### [Exercise]
Transcribe the material exactly. Images do not belong in the copy.

------------------------------------------------------------

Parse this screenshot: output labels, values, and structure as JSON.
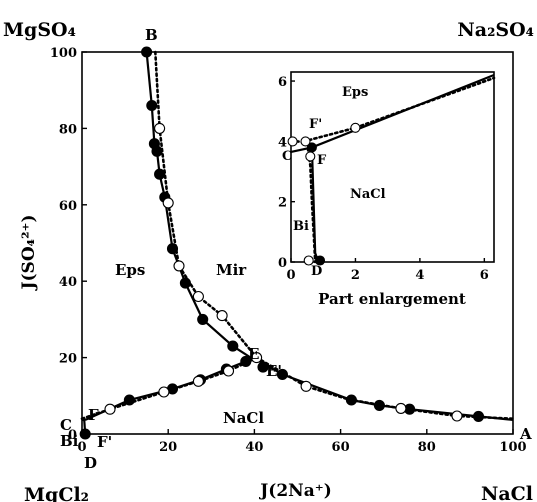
{
  "chart_data": [
    {
      "type": "scatter",
      "title": "",
      "xlabel": "J(2Na⁺)",
      "ylabel": "J(SO₄²⁺)",
      "xlim": [
        0,
        100
      ],
      "ylim": [
        0,
        100
      ],
      "xticks": [
        "0",
        "20",
        "40",
        "60",
        "80",
        "100"
      ],
      "yticks": [
        "0",
        "20",
        "40",
        "60",
        "80",
        "100"
      ],
      "corners": {
        "top_left": "MgSO₄",
        "top_right": "Na₂SO₄",
        "bottom_left": "MgCl₂",
        "bottom_right": "NaCl"
      },
      "regions": {
        "eps": "Eps",
        "mir": "Mir",
        "nacl": "NaCl"
      },
      "points_labels": {
        "A": "A",
        "B": "B",
        "C": "C",
        "D": "D",
        "E": "E",
        "E_prime": "E'",
        "F": "F",
        "F_prime": "F'",
        "Bi": "Bi"
      },
      "series": [
        {
          "style": "solid line, filled circles",
          "curves": [
            {
              "x": [
                15.0,
                16.2,
                16.8,
                17.4,
                18.0,
                19.2,
                21.0,
                24.0,
                28.0,
                35.0,
                40.5
              ],
              "y": [
                100,
                86,
                76,
                74,
                68,
                62,
                48.5,
                39.5,
                30,
                23,
                19
              ]
            },
            {
              "x": [
                0,
                0.5,
                1.0,
                11.0,
                21.0,
                27.5,
                33.5,
                38.0,
                40.5
              ],
              "y": [
                3.7,
                3.7,
                3.8,
                8.9,
                11.8,
                14.2,
                17.0,
                19.0,
                19.5
              ]
            },
            {
              "x": [
                40.5,
                46.5,
                62.5,
                69.0,
                76.0,
                92.0,
                100.0
              ],
              "y": [
                19.5,
                15.6,
                8.9,
                7.5,
                6.5,
                4.6,
                3.7
              ]
            },
            {
              "x": [
                0.5,
                0.75
              ],
              "y": [
                3.8,
                0
              ]
            }
          ],
          "markers": {
            "x": [
              15.0,
              16.2,
              16.8,
              17.4,
              18.0,
              19.2,
              21.0,
              24.0,
              28.0,
              35.0,
              0.75,
              11.0,
              21.0,
              27.5,
              33.5,
              38.0,
              42.0,
              46.5,
              62.5,
              69.0,
              76.0,
              92.0
            ],
            "y": [
              100,
              86,
              76,
              74,
              68,
              62,
              48.5,
              39.5,
              30,
              23,
              0,
              8.9,
              11.8,
              14.2,
              17.0,
              19.0,
              17.5,
              15.6,
              8.9,
              7.5,
              6.5,
              4.6
            ]
          }
        },
        {
          "style": "dotted line, open circles",
          "curves": [
            {
              "x": [
                17.0,
                18.0,
                20.0,
                22.5,
                27.0,
                32.5,
                40.5
              ],
              "y": [
                100,
                80,
                60.5,
                44,
                36,
                31,
                20
              ]
            },
            {
              "x": [
                0,
                6.5,
                19.0,
                27.0,
                34.0,
                40.5
              ],
              "y": [
                4.0,
                6.5,
                11.0,
                13.8,
                16.5,
                20
              ]
            },
            {
              "x": [
                40.5,
                52.0,
                62.0,
                74.0,
                87.0,
                100.0
              ],
              "y": [
                20,
                12.5,
                9.0,
                6.7,
                4.7,
                4.0
              ]
            }
          ],
          "markers": {
            "x": [
              18.0,
              20.0,
              22.5,
              27.0,
              32.5,
              6.5,
              19.0,
              27.0,
              34.0,
              40.5,
              52.0,
              74.0,
              87.0
            ],
            "y": [
              80,
              60.5,
              44,
              36,
              31,
              6.5,
              11.0,
              13.8,
              16.5,
              20,
              12.5,
              6.7,
              4.7
            ]
          }
        }
      ]
    },
    {
      "type": "scatter",
      "title": "Part enlargement",
      "xlim": [
        0,
        6.3
      ],
      "ylim": [
        0,
        6.3
      ],
      "xticks": [
        "0",
        "2",
        "4",
        "6"
      ],
      "yticks": [
        "0",
        "2",
        "4",
        "6"
      ],
      "regions": {
        "eps": "Eps",
        "nacl": "NaCl"
      },
      "points_labels": {
        "C": "C",
        "D": "D",
        "F": "F",
        "F_prime": "F'",
        "Bi": "Bi"
      },
      "series": [
        {
          "style": "solid line, filled circles",
          "curves": [
            {
              "x": [
                0,
                0.65,
                6.3
              ],
              "y": [
                3.65,
                3.8,
                6.2
              ]
            },
            {
              "x": [
                0.65,
                0.75,
                0.85
              ],
              "y": [
                3.8,
                0.3,
                0
              ]
            }
          ],
          "markers": {
            "x": [
              0.65,
              0.9
            ],
            "y": [
              3.8,
              0.05
            ]
          }
        },
        {
          "style": "dotted line, open circles",
          "curves": [
            {
              "x": [
                0,
                0.2,
                0.5,
                0.6,
                0.65,
                0.7,
                0.75
              ],
              "y": [
                4.0,
                4.0,
                3.95,
                3.2,
                2.0,
                1.0,
                0
              ]
            },
            {
              "x": [
                0.4,
                2.0,
                6.3
              ],
              "y": [
                4.0,
                4.45,
                6.1
              ]
            }
          ],
          "markers": {
            "x": [
              0.05,
              0.45,
              0.6,
              2.0,
              0.55
            ],
            "y": [
              4.0,
              4.0,
              3.5,
              4.45,
              0.05
            ]
          }
        }
      ]
    }
  ]
}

------------------------------------------------------------

### [Correct result]
Parse this screenshot: output labels, values, and structure as JSON.
{
  "chart_data": [
    {
      "type": "scatter",
      "title": "",
      "xlabel": "J(2Na⁺)",
      "ylabel": "J(SO₄²⁺)",
      "xlim": [
        0,
        100
      ],
      "ylim": [
        0,
        100
      ],
      "xticks": [
        "0",
        "20",
        "40",
        "60",
        "80",
        "100"
      ],
      "yticks": [
        "0",
        "20",
        "40",
        "60",
        "80",
        "100"
      ],
      "corners": {
        "top_left": "MgSO₄",
        "top_right": "Na₂SO₄",
        "bottom_left": "MgCl₂",
        "bottom_right": "NaCl"
      },
      "regions": {
        "eps": "Eps",
        "mir": "Mir",
        "nacl": "NaCl"
      },
      "points_labels": {
        "A": "A",
        "B": "B",
        "C": "C",
        "D": "D",
        "E": "E",
        "E_prime": "E'",
        "F": "F",
        "F_prime": "F'",
        "Bi": "Bi"
      },
      "series": [
        {
          "style": "solid line, filled circles",
          "curves": [
            {
              "x": [
                15.0,
                16.2,
                16.8,
                17.4,
                18.0,
                19.2,
                21.0,
                24.0,
                28.0,
                35.0,
                40.5
              ],
              "y": [
                100,
                86,
                76,
                74,
                68,
                62,
                48.5,
                39.5,
                30,
                23,
                19
              ]
            },
            {
              "x": [
                0,
                0.5,
                1.0,
                11.0,
                21.0,
                27.5,
                33.5,
                38.0,
                40.5
              ],
              "y": [
                3.7,
                3.7,
                3.8,
                8.9,
                11.8,
                14.2,
                17.0,
                19.0,
                19.5
              ]
            },
            {
              "x": [
                40.5,
                46.5,
                62.5,
                69.0,
                76.0,
                92.0,
                100.0
              ],
              "y": [
                19.5,
                15.6,
                8.9,
                7.5,
                6.5,
                4.6,
                3.7
              ]
            },
            {
              "x": [
                0.5,
                0.75
              ],
              "y": [
                3.8,
                0
              ]
            }
          ],
          "markers": {
            "x": [
              15.0,
              16.2,
              16.8,
              17.4,
              18.0,
              19.2,
              21.0,
              24.0,
              28.0,
              35.0,
              0.75,
              11.0,
              21.0,
              27.5,
              33.5,
              38.0,
              42.0,
              46.5,
              62.5,
              69.0,
              76.0,
              92.0
            ],
            "y": [
              100,
              86,
              76,
              74,
              68,
              62,
              48.5,
              39.5,
              30,
              23,
              0,
              8.9,
              11.8,
              14.2,
              17.0,
              19.0,
              17.5,
              15.6,
              8.9,
              7.5,
              6.5,
              4.6
            ]
          }
        },
        {
          "style": "dotted line, open circles",
          "curves": [
            {
              "x": [
                17.0,
                18.0,
                20.0,
                22.5,
                27.0,
                32.5,
                40.5
              ],
              "y": [
                100,
                80,
                60.5,
                44,
                36,
                31,
                20
              ]
            },
            {
              "x": [
                0,
                6.5,
                19.0,
                27.0,
                34.0,
                40.5
              ],
              "y": [
                4.0,
                6.5,
                11.0,
                13.8,
                16.5,
                20
              ]
            },
            {
              "x": [
                40.5,
                52.0,
                62.0,
                74.0,
                87.0,
                100.0
              ],
              "y": [
                20,
                12.5,
                9.0,
                6.7,
                4.7,
                4.0
              ]
            }
          ],
          "markers": {
            "x": [
              18.0,
              20.0,
              22.5,
              27.0,
              32.5,
              6.5,
              19.0,
              27.0,
              34.0,
              40.5,
              52.0,
              74.0,
              87.0
            ],
            "y": [
              80,
              60.5,
              44,
              36,
              31,
              6.5,
              11.0,
              13.8,
              16.5,
              20,
              12.5,
              6.7,
              4.7
            ]
          }
        }
      ]
    },
    {
      "type": "scatter",
      "title": "Part enlargement",
      "xlim": [
        0,
        6.3
      ],
      "ylim": [
        0,
        6.3
      ],
      "xticks": [
        "0",
        "2",
        "4",
        "6"
      ],
      "yticks": [
        "0",
        "2",
        "4",
        "6"
      ],
      "regions": {
        "eps": "Eps",
        "nacl": "NaCl"
      },
      "points_labels": {
        "C": "C",
        "D": "D",
        "F": "F",
        "F_prime": "F'",
        "Bi": "Bi"
      },
      "series": [
        {
          "style": "solid line, filled circles",
          "curves": [
            {
              "x": [
                0,
                0.65,
                6.3
              ],
              "y": [
                3.65,
                3.8,
                6.2
              ]
            },
            {
              "x": [
                0.65,
                0.75,
                0.85
              ],
              "y": [
                3.8,
                0.3,
                0
              ]
            }
          ],
          "markers": {
            "x": [
              0.65,
              0.9
            ],
            "y": [
              3.8,
              0.05
            ]
          }
        },
        {
          "style": "dotted line, open circles",
          "curves": [
            {
              "x": [
                0,
                0.2,
                0.5,
                0.6,
                0.65,
                0.7,
                0.75
              ],
              "y": [
                4.0,
                4.0,
                3.95,
                3.2,
                2.0,
                1.0,
                0
              ]
            },
            {
              "x": [
                0.4,
                2.0,
                6.3
              ],
              "y": [
                4.0,
                4.45,
                6.1
              ]
            }
          ],
          "markers": {
            "x": [
              0.05,
              0.45,
              0.6,
              2.0,
              0.55
            ],
            "y": [
              4.0,
              4.0,
              3.5,
              4.45,
              0.05
            ]
          }
        }
      ]
    }
  ]
}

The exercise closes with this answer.